### Stored data:
####################

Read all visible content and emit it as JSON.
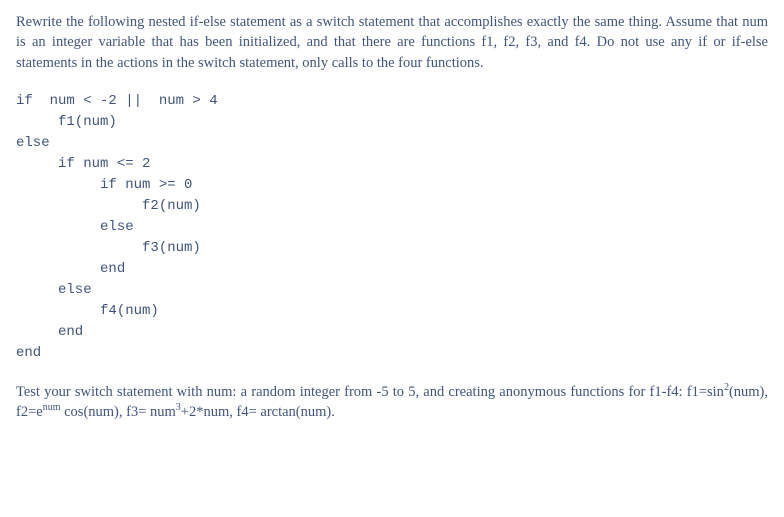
{
  "para1": {
    "text_parts": [
      "Rewrite the following nested if-else statement as a switch statement that accomplishes exactly the same thing. Assume that num is an integer variable that has been initialized, and that there are functions f1, f2, f3, and f4. Do not use any if or if-else statements in the actions in the switch statement, only calls to the four functions."
    ]
  },
  "code": {
    "lines": [
      "if  num < -2 ||  num > 4",
      "     f1(num)",
      "else",
      "     if num <= 2",
      "          if num >= 0",
      "               f2(num)",
      "          else",
      "               f3(num)",
      "          end",
      "     else",
      "          f4(num)",
      "     end",
      "end"
    ]
  },
  "para2": {
    "prefix": "Test your switch statement with num: a random integer from -5 to 5, and creating anonymous functions for f1-f4: f1=sin",
    "sup1": "2",
    "mid1": "(num), f2=e",
    "sup2": "num",
    "mid2": " cos(num), f3= num",
    "sup3": "3",
    "suffix": "+2*num, f4= arctan(num)."
  }
}
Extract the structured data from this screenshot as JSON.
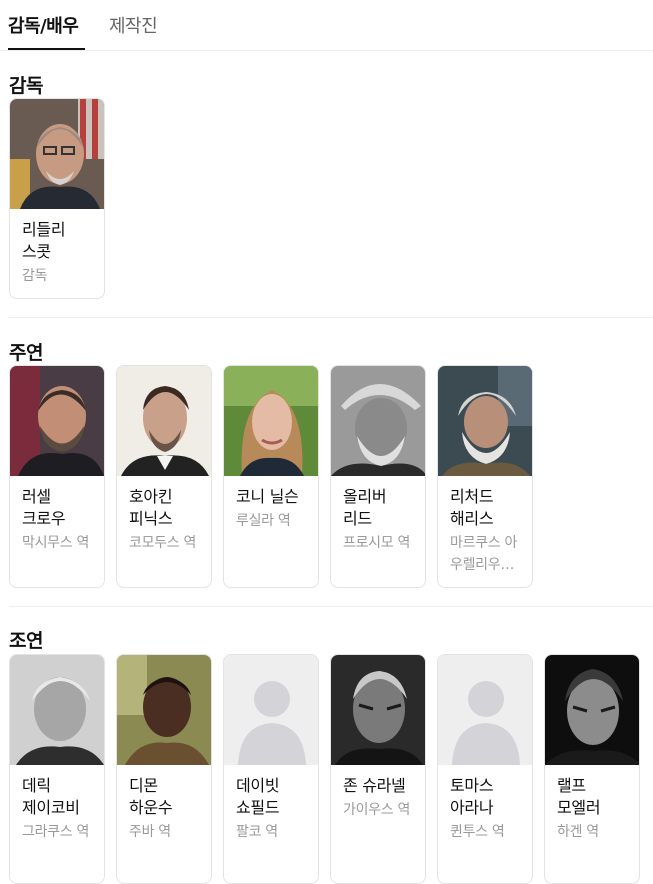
{
  "tabs": [
    {
      "label": "감독/배우"
    },
    {
      "label": "제작진"
    }
  ],
  "sections": {
    "director": {
      "title": "감독",
      "people": [
        {
          "name": "리들리 스콧",
          "role": "감독",
          "photo": "portrait"
        }
      ]
    },
    "lead": {
      "title": "주연",
      "people": [
        {
          "name": "러셀 크로우",
          "role": "막시무스 역",
          "photo": "portrait"
        },
        {
          "name": "호아킨 피닉스",
          "role": "코모두스 역",
          "photo": "portrait"
        },
        {
          "name": "코니 닐슨",
          "role": "루실라 역",
          "photo": "portrait"
        },
        {
          "name": "올리버 리드",
          "role": "프로시모 역",
          "photo": "portrait"
        },
        {
          "name": "리처드 해리스",
          "role": "마르쿠스 아우렐리우스 역",
          "photo": "portrait"
        }
      ]
    },
    "support": {
      "title": "조연",
      "people": [
        {
          "name": "데릭 제이코비",
          "role": "그라쿠스 역",
          "photo": "portrait"
        },
        {
          "name": "디몬 하운수",
          "role": "주바 역",
          "photo": "portrait"
        },
        {
          "name": "데이빗 쇼필드",
          "role": "팔코 역",
          "photo": "placeholder-avatar-icon"
        },
        {
          "name": "존 슈라넬",
          "role": "가이우스 역",
          "photo": "portrait"
        },
        {
          "name": "토마스 아라나",
          "role": "퀸투스 역",
          "photo": "placeholder-avatar-icon"
        },
        {
          "name": "랠프 모엘러",
          "role": "하겐 역",
          "photo": "portrait"
        }
      ]
    }
  }
}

####################

### TASK OBJECTIVE:
Omit any images, then output the listing exactly.

### ANSWER FOR THIS EXERCISE:
Read all visible content and emit it as JSON.
{
  "para1": {
    "text_parts": [
      "Rewrite the following nested if-else statement as a switch statement that accomplishes exactly the same thing. Assume that num is an integer variable that has been initialized, and that there are functions f1, f2, f3, and f4. Do not use any if or if-else statements in the actions in the switch statement, only calls to the four functions."
    ]
  },
  "code": {
    "lines": [
      "if  num < -2 ||  num > 4",
      "     f1(num)",
      "else",
      "     if num <= 2",
      "          if num >= 0",
      "               f2(num)",
      "          else",
      "               f3(num)",
      "          end",
      "     else",
      "          f4(num)",
      "     end",
      "end"
    ]
  },
  "para2": {
    "prefix": "Test your switch statement with num: a random integer from -5 to 5, and creating anonymous functions for f1-f4: f1=sin",
    "sup1": "2",
    "mid1": "(num), f2=e",
    "sup2": "num",
    "mid2": " cos(num), f3= num",
    "sup3": "3",
    "suffix": "+2*num, f4= arctan(num)."
  }
}
Extract the structured data from this screenshot as JSON.
{
  "tabs": [
    {
      "label": "감독/배우"
    },
    {
      "label": "제작진"
    }
  ],
  "sections": {
    "director": {
      "title": "감독",
      "people": [
        {
          "name": "리들리 스콧",
          "role": "감독",
          "photo": "portrait"
        }
      ]
    },
    "lead": {
      "title": "주연",
      "people": [
        {
          "name": "러셀 크로우",
          "role": "막시무스 역",
          "photo": "portrait"
        },
        {
          "name": "호아킨 피닉스",
          "role": "코모두스 역",
          "photo": "portrait"
        },
        {
          "name": "코니 닐슨",
          "role": "루실라 역",
          "photo": "portrait"
        },
        {
          "name": "올리버 리드",
          "role": "프로시모 역",
          "photo": "portrait"
        },
        {
          "name": "리처드 해리스",
          "role": "마르쿠스 아우렐리우스 역",
          "photo": "portrait"
        }
      ]
    },
    "support": {
      "title": "조연",
      "people": [
        {
          "name": "데릭 제이코비",
          "role": "그라쿠스 역",
          "photo": "portrait"
        },
        {
          "name": "디몬 하운수",
          "role": "주바 역",
          "photo": "portrait"
        },
        {
          "name": "데이빗 쇼필드",
          "role": "팔코 역",
          "photo": "placeholder-avatar-icon"
        },
        {
          "name": "존 슈라넬",
          "role": "가이우스 역",
          "photo": "portrait"
        },
        {
          "name": "토마스 아라나",
          "role": "퀸투스 역",
          "photo": "placeholder-avatar-icon"
        },
        {
          "name": "랠프 모엘러",
          "role": "하겐 역",
          "photo": "portrait"
        }
      ]
    }
  }
}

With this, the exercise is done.